**Written request**
Go over the entries below line by line, copying each one that contains the word "contacts".

>> start Information provided

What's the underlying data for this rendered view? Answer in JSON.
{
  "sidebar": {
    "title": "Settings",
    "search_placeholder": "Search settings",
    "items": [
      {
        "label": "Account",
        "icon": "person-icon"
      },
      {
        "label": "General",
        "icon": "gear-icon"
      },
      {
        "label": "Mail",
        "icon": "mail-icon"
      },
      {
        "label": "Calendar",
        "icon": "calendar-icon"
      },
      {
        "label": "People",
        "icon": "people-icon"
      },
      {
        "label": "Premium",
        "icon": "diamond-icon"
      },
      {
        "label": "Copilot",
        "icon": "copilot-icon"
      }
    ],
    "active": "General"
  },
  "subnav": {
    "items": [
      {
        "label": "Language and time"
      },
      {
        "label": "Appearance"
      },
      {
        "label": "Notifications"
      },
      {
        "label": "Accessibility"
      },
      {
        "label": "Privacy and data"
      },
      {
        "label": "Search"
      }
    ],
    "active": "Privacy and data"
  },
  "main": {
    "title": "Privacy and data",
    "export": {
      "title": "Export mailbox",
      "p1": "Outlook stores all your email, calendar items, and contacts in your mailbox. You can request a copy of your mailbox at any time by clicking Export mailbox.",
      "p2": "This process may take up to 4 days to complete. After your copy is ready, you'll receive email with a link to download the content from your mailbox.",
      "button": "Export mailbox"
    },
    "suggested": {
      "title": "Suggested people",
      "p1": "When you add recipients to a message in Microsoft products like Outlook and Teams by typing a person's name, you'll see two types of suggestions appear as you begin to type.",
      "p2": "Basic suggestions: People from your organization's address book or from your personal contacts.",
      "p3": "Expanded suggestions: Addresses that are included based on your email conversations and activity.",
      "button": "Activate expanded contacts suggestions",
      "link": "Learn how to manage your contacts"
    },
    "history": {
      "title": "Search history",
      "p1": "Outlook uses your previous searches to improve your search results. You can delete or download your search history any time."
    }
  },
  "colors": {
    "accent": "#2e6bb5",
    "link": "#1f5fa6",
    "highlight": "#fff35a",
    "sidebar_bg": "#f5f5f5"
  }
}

>> end Information provided

**The completed task**
      "p1": "Outlook stores all your email, calendar items, and contacts in your mailbox. You can request a copy of your mailbox at any time by clicking Export mailbox.",
      "p2": "Basic suggestions: People from your organization's address book or from your personal contacts.",
      "button": "Activate expanded contacts suggestions",
      "link": "Learn how to manage your contacts"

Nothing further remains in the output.